Given problem: Look through the lines of the material and count those containing "Dynasty". Give that count alone.
==== Stored rows ====
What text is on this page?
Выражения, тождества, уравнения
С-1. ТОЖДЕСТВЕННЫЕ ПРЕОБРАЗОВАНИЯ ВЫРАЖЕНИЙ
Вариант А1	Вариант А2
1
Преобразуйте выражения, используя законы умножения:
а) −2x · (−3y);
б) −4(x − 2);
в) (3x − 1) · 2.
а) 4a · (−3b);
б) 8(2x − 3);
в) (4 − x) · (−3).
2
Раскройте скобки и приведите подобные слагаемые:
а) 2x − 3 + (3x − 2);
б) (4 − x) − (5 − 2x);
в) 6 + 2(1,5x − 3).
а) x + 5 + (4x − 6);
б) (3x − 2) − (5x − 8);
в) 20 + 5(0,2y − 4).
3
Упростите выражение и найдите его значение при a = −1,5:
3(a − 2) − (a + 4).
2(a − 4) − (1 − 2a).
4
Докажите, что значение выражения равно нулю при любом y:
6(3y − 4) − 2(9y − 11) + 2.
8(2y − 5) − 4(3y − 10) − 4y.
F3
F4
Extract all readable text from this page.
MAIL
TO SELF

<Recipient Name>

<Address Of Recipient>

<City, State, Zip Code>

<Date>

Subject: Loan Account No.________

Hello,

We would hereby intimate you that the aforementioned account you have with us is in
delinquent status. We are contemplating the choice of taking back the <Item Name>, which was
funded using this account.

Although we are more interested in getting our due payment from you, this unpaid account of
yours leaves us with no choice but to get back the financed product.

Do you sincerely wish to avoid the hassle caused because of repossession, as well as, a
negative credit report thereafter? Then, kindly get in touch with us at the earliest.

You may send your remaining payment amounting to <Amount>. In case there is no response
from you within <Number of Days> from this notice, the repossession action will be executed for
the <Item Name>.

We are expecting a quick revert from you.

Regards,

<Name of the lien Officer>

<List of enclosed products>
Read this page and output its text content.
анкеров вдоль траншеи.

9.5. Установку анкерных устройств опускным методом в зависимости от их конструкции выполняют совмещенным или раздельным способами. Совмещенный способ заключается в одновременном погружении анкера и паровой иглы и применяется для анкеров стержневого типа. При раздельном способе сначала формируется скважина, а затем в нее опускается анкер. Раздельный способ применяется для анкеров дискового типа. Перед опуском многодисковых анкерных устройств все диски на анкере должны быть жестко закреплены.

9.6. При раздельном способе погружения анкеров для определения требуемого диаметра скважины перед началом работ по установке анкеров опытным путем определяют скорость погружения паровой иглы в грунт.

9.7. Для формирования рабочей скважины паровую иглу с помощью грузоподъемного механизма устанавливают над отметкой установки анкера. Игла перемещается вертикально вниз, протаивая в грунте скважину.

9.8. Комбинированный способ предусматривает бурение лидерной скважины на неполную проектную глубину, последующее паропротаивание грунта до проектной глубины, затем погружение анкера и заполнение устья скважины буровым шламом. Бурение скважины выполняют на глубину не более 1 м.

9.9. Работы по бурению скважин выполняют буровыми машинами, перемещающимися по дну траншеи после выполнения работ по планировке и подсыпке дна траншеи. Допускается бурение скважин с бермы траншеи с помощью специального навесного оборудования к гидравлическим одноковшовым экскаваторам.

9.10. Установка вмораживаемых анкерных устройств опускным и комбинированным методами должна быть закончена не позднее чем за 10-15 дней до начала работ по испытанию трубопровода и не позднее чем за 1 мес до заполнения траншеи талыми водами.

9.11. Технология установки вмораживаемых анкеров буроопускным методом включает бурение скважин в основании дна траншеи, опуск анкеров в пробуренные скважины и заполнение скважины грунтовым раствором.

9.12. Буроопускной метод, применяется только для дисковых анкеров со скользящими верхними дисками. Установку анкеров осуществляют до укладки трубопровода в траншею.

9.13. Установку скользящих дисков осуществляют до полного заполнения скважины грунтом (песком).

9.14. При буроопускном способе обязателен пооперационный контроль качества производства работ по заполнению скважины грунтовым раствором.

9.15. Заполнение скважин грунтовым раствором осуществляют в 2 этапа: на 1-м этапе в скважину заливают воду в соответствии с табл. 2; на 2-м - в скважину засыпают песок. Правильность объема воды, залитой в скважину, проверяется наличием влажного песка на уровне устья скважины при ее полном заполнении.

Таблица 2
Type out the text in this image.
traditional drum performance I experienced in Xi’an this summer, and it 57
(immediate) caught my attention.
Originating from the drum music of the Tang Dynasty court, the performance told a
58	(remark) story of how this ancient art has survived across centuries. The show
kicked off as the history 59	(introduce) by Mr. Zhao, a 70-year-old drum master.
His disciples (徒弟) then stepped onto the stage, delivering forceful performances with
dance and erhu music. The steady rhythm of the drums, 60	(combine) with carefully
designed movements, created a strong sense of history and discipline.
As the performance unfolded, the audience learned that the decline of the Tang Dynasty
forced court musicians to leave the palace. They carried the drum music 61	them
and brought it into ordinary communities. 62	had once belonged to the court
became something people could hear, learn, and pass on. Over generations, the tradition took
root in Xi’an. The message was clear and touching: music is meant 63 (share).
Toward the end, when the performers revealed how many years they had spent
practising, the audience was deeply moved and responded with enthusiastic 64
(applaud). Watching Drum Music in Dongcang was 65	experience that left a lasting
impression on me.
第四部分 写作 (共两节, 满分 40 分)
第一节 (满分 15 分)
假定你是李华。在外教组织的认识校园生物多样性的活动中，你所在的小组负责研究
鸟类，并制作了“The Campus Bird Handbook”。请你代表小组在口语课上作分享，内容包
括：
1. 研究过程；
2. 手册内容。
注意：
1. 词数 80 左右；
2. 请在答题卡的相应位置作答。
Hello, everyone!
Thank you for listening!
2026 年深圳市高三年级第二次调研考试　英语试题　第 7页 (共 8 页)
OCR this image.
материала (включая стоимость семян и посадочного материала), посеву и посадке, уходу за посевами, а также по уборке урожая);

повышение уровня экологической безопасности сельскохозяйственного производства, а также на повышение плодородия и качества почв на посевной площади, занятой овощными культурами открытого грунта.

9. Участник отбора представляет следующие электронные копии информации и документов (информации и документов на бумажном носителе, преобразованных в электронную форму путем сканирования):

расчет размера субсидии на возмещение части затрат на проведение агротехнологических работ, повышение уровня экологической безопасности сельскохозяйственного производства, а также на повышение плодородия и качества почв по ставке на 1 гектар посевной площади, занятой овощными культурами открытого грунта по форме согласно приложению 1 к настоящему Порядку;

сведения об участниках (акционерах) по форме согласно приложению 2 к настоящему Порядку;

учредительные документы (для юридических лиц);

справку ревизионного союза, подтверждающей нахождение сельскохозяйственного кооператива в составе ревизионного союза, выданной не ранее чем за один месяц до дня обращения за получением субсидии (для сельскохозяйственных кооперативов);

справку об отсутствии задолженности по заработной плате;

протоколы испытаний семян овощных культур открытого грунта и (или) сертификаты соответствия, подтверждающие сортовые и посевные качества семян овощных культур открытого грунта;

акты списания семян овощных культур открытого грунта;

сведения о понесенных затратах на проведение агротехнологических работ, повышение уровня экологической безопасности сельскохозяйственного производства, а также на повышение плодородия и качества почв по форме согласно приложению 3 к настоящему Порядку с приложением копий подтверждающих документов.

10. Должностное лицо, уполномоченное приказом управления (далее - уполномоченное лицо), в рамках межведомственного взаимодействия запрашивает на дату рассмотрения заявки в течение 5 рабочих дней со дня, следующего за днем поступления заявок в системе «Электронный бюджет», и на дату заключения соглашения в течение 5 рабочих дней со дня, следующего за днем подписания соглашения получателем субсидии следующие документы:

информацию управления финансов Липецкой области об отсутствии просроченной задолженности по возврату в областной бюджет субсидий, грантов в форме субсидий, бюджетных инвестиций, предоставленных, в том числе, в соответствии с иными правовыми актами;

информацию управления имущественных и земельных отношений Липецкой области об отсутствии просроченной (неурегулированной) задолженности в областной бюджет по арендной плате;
====
Correct answer: 2